RECORDS FOR PROCESSING -

<<<<

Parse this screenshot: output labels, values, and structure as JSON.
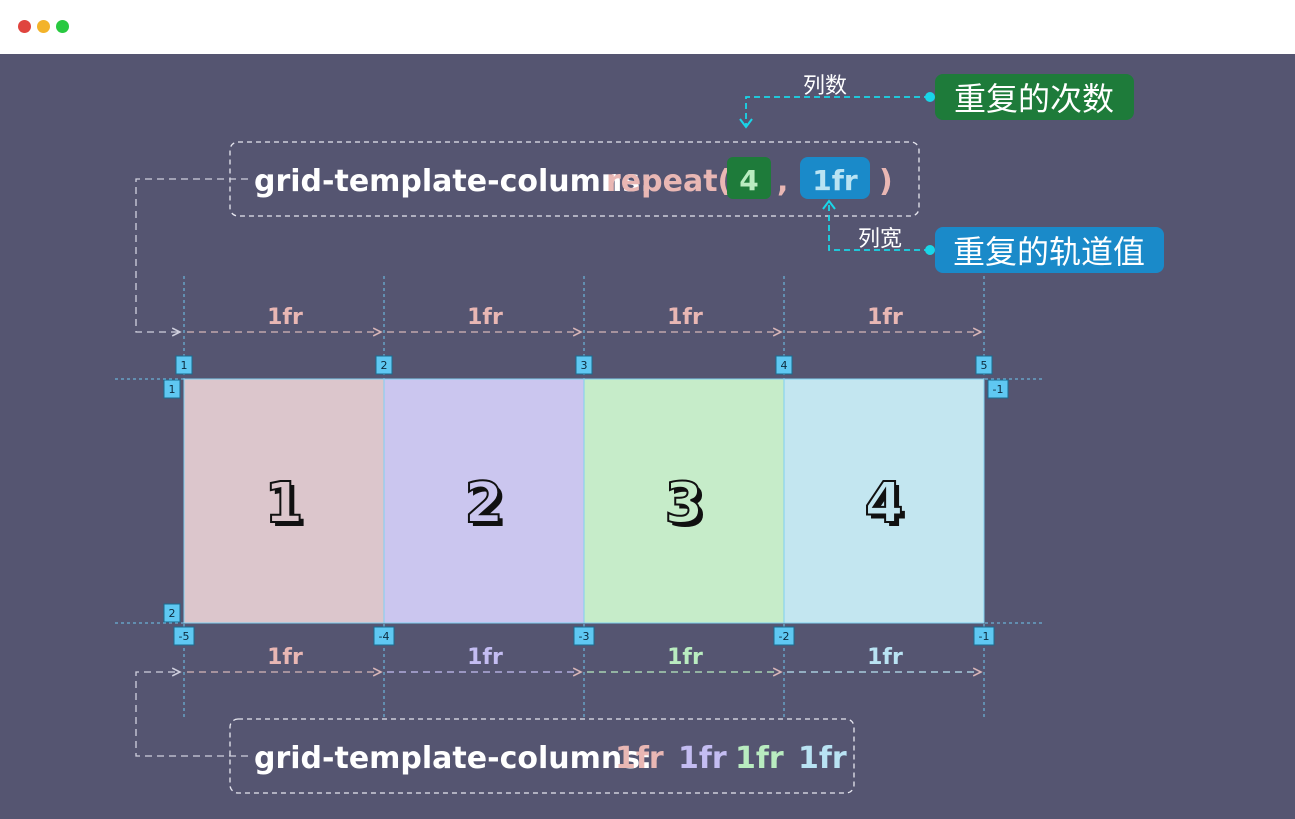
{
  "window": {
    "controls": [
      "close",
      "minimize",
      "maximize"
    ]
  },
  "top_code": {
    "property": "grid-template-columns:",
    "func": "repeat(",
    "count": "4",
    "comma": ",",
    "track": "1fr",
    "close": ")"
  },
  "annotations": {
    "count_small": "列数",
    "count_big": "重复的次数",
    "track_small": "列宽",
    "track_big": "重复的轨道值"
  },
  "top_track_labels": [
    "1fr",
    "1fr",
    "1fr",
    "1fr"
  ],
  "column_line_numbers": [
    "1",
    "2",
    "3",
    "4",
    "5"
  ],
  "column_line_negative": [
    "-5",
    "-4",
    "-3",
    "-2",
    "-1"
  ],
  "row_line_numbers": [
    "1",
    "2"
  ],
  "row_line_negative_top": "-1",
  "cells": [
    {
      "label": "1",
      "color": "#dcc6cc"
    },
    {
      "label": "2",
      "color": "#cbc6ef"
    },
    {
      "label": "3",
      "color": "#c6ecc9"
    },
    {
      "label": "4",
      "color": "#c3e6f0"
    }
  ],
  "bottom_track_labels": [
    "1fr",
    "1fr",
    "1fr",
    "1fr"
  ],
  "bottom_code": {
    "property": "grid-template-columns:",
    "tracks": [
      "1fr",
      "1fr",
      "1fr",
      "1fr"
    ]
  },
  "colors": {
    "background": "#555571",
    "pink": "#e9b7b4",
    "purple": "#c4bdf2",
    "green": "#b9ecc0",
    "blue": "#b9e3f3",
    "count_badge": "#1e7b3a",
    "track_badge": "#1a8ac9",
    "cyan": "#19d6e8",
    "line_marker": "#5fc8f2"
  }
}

>>>>
<<<<

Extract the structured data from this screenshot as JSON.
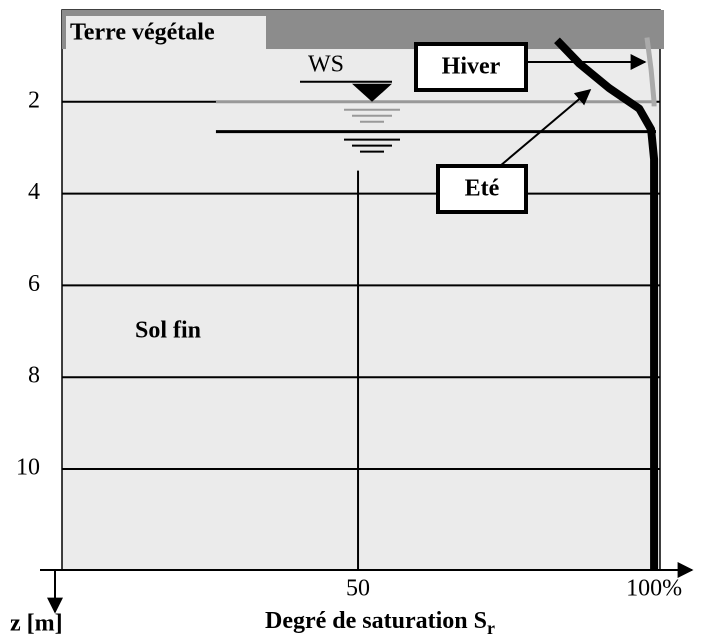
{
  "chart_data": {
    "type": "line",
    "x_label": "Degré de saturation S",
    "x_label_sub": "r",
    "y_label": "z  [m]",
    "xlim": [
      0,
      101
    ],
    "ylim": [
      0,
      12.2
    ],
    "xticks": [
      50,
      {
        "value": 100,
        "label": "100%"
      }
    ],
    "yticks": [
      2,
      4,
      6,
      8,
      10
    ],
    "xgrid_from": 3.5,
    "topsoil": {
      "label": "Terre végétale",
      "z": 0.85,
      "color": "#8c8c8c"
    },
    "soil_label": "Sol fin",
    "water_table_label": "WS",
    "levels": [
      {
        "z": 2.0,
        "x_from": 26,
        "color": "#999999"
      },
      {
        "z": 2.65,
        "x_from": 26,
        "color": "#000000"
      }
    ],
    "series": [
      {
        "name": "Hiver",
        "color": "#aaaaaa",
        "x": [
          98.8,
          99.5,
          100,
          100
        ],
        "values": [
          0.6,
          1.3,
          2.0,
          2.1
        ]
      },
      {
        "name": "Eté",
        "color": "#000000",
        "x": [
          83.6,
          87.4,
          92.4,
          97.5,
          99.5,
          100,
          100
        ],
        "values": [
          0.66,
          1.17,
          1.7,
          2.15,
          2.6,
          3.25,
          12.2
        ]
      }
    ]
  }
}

>>>>
<<<<

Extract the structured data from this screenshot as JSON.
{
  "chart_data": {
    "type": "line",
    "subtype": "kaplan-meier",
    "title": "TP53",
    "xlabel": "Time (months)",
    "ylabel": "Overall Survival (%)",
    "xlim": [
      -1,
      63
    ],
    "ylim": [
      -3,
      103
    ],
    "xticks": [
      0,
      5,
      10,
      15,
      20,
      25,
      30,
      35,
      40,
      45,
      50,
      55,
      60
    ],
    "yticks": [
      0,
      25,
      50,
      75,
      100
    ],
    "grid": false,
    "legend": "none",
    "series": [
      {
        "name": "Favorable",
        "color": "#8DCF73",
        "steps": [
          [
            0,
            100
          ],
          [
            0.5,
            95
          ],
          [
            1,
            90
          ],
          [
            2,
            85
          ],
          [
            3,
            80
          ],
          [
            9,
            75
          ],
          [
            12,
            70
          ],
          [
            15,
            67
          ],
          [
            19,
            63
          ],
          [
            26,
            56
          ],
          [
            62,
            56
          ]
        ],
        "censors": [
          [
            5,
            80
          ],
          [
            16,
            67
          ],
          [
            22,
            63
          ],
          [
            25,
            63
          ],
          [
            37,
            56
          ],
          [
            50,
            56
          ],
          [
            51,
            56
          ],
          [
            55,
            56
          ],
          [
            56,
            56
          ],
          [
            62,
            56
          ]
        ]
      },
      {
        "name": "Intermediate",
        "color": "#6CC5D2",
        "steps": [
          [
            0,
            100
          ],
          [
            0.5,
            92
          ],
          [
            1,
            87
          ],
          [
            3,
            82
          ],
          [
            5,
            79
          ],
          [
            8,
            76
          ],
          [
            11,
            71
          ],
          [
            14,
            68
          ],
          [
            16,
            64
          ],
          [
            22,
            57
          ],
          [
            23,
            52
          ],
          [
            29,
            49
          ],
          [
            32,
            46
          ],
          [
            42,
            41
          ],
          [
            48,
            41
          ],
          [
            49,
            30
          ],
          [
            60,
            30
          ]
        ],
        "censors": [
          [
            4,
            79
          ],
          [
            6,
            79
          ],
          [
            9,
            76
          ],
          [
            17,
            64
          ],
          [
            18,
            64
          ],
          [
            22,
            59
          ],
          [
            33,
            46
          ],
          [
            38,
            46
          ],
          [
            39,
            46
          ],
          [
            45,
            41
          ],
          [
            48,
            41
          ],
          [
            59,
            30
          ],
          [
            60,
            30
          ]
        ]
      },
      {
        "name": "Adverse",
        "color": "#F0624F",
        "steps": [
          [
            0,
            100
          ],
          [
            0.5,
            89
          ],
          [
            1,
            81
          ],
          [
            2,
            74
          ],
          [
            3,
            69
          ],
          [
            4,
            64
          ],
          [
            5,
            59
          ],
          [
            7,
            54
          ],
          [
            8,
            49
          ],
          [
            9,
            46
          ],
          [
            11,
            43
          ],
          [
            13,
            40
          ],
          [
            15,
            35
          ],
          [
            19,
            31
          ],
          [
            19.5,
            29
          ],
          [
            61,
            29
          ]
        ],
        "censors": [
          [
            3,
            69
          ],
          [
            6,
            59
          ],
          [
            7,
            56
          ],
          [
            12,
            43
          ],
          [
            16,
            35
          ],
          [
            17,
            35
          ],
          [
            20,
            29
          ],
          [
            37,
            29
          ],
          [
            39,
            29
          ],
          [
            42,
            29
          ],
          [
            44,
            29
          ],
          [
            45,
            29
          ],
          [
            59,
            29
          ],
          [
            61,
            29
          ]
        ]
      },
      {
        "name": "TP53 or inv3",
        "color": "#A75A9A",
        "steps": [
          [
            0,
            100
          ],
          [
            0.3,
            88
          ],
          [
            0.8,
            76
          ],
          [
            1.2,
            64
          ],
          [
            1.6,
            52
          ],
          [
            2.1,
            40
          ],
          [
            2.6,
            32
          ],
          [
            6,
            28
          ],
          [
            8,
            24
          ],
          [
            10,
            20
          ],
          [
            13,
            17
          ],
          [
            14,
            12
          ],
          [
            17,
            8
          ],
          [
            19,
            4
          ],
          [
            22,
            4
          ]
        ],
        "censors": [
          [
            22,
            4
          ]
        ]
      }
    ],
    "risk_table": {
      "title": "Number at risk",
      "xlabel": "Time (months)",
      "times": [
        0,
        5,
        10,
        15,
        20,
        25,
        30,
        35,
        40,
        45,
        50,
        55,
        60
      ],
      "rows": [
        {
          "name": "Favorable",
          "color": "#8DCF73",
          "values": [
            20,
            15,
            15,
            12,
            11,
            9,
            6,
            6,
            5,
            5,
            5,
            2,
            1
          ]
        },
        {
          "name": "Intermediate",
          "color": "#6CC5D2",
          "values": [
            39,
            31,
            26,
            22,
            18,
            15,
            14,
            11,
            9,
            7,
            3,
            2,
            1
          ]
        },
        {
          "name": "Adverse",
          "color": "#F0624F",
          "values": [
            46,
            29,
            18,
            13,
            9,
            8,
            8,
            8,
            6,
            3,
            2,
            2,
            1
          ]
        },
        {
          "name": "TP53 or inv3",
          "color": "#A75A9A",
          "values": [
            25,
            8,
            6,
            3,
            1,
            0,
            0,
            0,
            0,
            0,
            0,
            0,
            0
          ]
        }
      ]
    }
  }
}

>>>>

Copy each line containing the word "name" from the data.

TASK RESPONSE -
        "name": "Hiver",
        "name": "Eté",
        "name": "Favorable",
        "name": "Intermediate",
        "name": "Adverse",
        "name": "TP53 or inv3",
          "name": "Favorable",
          "name": "Intermediate",
          "name": "Adverse",
          "name": "TP53 or inv3",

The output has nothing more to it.